Document text –
(begin)

International Payment Processing: Accept Payments Globally
Learn how to accept international credit card payments with multi-currency processing. Compare cross-border fees, currency conversion rates, local payment methods, and regulatory considerations.
Expanding your business to accept international credit cards opens up a global customer base, but it also introduces complexity around currency conversion fees, cross-border charges, local payment methods, and regulatory compliance. International payment processing requires a different approach than domestic transactions, and the processor you choose can dramatically affect both your costs and your conversion rates with international customers.
This guide covers everything you need to know about multi-currency payment processing, from understanding fee structures to selecting local payment methods, managing currency risk, and navigating regulatory requirements across different markets.
Understanding International Payment Processing Fees
When a customer in another country pays with their credit card on your US-based website, multiple fees come into play beyond the standard domestic processing rate. Understanding each fee layer is essential for calculating the true cost of accepting international credit cards.
Cross-Border Fees
Cross-border fees are charged by the payment processor when the customer's card was issued in a different country than where your business is located. These fees typically range from 0.5% to 1.5% on top of the standard processing rate.

(end)

Items from a data source
(begin)

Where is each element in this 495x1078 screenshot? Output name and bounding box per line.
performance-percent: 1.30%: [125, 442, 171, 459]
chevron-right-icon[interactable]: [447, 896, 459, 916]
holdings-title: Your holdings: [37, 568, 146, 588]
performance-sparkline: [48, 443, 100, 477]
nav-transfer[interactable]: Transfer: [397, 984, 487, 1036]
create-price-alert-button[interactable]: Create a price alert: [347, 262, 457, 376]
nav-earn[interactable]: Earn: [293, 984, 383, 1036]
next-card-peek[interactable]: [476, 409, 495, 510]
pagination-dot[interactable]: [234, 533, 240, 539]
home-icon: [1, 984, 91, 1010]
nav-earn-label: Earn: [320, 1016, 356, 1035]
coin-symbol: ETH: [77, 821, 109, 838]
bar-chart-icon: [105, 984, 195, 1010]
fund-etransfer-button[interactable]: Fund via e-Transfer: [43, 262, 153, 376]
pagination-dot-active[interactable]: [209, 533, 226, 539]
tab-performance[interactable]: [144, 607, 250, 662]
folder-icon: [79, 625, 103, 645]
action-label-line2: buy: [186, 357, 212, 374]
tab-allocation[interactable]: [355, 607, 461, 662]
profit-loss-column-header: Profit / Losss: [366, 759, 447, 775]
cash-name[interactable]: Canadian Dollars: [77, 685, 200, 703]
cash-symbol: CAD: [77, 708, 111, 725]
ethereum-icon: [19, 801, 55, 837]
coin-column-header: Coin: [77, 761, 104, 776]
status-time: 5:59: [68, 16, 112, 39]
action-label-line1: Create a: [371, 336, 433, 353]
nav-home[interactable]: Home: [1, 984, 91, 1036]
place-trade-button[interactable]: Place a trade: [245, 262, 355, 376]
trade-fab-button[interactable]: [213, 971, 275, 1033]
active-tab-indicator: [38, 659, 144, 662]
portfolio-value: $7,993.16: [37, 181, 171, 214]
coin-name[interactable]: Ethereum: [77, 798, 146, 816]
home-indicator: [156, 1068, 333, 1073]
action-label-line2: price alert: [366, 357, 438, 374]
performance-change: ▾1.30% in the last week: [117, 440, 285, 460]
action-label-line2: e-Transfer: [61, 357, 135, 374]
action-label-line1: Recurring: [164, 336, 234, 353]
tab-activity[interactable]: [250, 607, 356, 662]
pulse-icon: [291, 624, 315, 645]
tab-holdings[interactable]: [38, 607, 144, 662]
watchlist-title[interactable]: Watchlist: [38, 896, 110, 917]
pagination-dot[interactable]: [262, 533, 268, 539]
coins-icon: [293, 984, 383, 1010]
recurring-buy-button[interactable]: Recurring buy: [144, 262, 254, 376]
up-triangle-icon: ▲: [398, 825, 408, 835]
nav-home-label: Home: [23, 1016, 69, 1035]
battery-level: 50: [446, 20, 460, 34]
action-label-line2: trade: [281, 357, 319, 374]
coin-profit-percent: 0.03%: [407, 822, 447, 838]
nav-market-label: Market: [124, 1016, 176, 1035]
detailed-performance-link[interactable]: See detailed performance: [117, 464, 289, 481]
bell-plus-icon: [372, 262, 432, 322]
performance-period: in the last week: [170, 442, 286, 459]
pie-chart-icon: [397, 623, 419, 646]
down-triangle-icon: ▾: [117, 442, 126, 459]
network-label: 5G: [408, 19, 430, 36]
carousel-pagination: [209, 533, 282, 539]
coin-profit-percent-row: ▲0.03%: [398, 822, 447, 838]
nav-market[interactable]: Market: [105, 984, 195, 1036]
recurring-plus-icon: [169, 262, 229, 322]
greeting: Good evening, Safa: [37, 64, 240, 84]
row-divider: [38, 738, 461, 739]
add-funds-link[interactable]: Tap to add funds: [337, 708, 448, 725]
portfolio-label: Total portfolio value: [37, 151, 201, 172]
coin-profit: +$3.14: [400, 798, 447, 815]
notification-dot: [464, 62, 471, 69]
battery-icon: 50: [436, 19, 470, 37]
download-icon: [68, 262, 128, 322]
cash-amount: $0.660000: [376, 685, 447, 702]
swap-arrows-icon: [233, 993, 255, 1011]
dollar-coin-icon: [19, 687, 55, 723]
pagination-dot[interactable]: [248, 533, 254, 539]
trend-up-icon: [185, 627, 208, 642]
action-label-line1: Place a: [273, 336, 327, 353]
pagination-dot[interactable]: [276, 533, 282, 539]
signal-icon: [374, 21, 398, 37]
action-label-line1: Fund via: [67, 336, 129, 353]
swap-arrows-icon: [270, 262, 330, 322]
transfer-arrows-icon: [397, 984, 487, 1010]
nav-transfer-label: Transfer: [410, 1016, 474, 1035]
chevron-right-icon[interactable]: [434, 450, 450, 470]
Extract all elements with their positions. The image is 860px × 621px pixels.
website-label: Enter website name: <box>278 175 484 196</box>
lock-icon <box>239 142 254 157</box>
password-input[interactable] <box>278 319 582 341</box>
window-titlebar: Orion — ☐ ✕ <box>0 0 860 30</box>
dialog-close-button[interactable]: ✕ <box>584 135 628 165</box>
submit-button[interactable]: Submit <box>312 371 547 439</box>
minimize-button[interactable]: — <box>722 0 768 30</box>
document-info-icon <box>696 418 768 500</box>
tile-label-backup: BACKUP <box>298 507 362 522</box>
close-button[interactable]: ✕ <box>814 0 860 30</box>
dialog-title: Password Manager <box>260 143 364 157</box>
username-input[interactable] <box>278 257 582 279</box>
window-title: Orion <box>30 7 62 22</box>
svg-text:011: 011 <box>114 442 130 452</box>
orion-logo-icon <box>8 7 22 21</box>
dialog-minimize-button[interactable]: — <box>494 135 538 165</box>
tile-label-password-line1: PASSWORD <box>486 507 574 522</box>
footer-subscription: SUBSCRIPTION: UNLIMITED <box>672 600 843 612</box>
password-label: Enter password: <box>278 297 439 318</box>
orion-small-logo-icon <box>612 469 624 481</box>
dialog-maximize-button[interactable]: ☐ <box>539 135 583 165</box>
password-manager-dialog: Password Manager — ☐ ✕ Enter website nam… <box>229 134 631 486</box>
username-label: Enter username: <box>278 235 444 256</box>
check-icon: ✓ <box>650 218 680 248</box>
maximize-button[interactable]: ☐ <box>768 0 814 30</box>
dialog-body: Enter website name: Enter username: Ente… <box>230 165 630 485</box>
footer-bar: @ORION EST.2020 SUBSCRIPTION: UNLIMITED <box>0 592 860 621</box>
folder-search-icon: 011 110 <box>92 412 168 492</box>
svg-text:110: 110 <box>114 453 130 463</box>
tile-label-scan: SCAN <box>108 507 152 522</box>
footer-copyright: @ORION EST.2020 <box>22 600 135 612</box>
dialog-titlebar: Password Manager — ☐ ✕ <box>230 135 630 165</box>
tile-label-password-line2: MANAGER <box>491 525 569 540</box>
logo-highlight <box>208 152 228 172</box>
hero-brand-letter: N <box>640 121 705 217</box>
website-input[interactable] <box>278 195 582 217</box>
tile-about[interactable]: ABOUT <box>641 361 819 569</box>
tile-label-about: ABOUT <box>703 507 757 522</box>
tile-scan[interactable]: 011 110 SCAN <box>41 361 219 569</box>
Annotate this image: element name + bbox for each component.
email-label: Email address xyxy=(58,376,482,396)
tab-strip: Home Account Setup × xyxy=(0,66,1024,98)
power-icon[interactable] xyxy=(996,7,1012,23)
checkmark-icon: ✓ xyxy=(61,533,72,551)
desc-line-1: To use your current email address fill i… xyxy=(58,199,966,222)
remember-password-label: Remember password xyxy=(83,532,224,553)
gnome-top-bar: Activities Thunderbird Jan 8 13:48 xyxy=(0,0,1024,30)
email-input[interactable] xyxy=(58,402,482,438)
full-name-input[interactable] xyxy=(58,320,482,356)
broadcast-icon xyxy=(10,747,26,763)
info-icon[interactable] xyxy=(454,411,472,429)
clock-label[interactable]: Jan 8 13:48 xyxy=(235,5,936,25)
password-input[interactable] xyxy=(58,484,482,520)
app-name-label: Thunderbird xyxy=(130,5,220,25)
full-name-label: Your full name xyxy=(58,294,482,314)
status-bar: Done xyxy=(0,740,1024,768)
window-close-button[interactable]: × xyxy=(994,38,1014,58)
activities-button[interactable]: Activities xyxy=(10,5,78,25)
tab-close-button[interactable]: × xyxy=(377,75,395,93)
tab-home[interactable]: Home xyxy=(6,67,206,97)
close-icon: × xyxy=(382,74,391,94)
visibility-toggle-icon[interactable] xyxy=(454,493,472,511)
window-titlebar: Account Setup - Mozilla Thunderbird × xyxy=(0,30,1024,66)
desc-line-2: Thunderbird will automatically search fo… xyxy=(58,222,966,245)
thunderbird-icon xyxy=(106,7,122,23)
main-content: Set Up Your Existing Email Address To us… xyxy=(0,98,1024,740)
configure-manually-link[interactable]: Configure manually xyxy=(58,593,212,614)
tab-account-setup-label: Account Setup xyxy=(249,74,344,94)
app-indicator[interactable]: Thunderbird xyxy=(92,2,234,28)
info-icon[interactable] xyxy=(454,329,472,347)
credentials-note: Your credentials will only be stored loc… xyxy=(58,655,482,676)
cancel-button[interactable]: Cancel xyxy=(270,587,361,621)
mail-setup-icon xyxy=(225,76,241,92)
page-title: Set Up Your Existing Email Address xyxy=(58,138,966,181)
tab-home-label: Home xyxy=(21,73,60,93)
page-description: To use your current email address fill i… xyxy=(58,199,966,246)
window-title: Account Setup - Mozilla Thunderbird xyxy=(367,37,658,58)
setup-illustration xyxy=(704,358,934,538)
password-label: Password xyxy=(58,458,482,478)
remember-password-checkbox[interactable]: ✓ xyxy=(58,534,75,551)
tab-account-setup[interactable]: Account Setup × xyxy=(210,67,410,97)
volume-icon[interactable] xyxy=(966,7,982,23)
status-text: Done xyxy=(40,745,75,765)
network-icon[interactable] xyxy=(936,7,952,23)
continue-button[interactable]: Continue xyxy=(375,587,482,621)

(end)

Work instructions – Extend the international payment processing text from its last sentence, keeping to its subject and style.

Answer to this task –
| Processor | Domestic Rate | Cross-Border Fee | Total International Rate | |-----------|-------------|-----------------|------------------------| | Stripe | 2.9% + $0.30 | +1.5% | 4.4% + $0.30 | | PayPal | 2.99% + $0.49 | +1.5% | 4.49% + $0.49 | | Braintree | 2.59% + $0.49 | +1.0% | 3.59% + $0.49 | | Square | 2.9% + $0.30 | +1.15% | 4.05% + $0.30 | | Adyen | Interchange++ | +varies by region | Interchange + markup + scheme fee | | Helcim | Interchange + 0.50% + $0.25 | +0.50% | Interchange + 1.0% + $0.25 |
Currency Conversion Fees
If you charge customers in their local currency (which is recommended for conversion optimization), the processor converts the foreign currency to your settlement currency. This conversion carries an additional fee, typically 1%–2% above the mid-market exchange rate.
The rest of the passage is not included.